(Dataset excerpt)
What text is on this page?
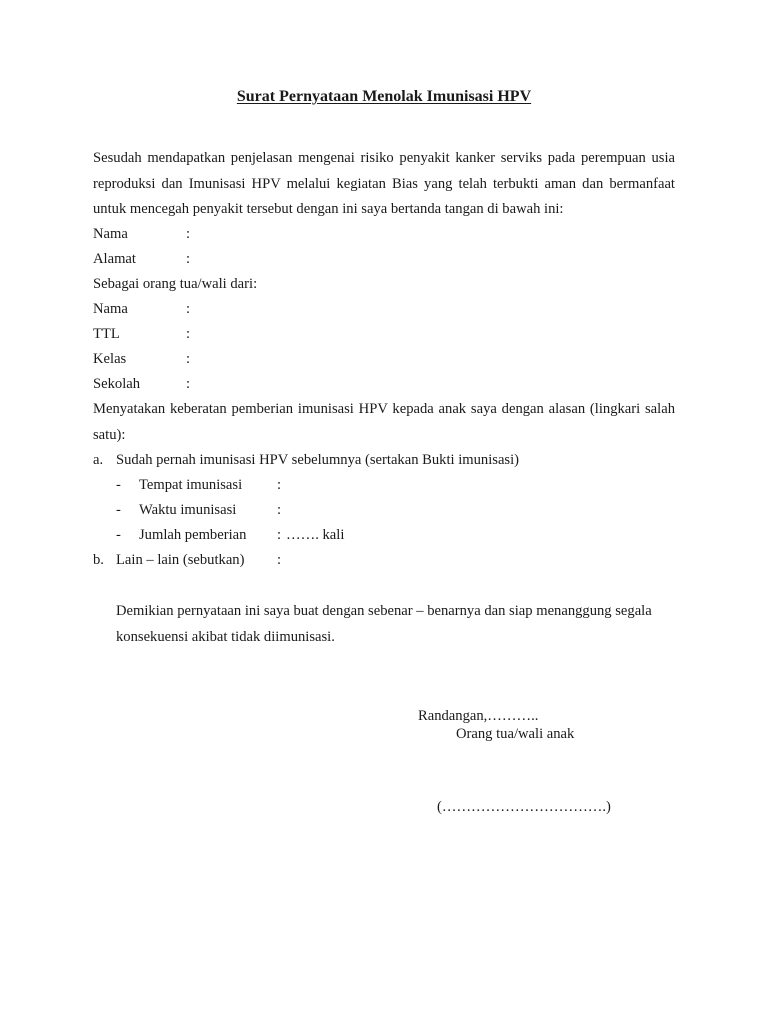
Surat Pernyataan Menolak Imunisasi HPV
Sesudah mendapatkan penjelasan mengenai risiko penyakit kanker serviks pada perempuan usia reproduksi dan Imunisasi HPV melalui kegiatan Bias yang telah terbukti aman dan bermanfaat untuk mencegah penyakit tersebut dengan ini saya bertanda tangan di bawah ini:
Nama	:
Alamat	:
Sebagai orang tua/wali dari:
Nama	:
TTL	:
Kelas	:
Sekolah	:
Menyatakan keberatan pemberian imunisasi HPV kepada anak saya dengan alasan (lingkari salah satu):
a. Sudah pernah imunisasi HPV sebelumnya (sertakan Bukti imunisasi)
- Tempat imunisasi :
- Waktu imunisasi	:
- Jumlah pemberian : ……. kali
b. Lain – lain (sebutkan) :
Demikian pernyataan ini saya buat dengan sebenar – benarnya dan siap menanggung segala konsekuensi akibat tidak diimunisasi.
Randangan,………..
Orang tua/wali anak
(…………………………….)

Work to complete:
Retype every entry verbatim and exclude the pictures from the copy.

Response to this exercise:
What text is on this page?
Surat Pernyataan Menolak Imunisasi HPV
Sesudah mendapatkan penjelasan mengenai risiko penyakit kanker serviks pada perempuan usia reproduksi dan Imunisasi HPV melalui kegiatan Bias yang telah terbukti aman dan bermanfaat untuk mencegah penyakit tersebut dengan ini saya bertanda tangan di bawah ini:
Nama	:
Alamat	:
Sebagai orang tua/wali dari:
Nama	:
TTL	:
Kelas	:
Sekolah	:
Menyatakan keberatan pemberian imunisasi HPV kepada anak saya dengan alasan (lingkari salah satu):
a. Sudah pernah imunisasi HPV sebelumnya (sertakan Bukti imunisasi)
- Tempat imunisasi :
- Waktu imunisasi	:
- Jumlah pemberian : ……. kali
b. Lain – lain (sebutkan) :
Demikian pernyataan ini saya buat dengan sebenar – benarnya dan siap menanggung segala konsekuensi akibat tidak diimunisasi.
Randangan,………..
Orang tua/wali anak
(…………………………….)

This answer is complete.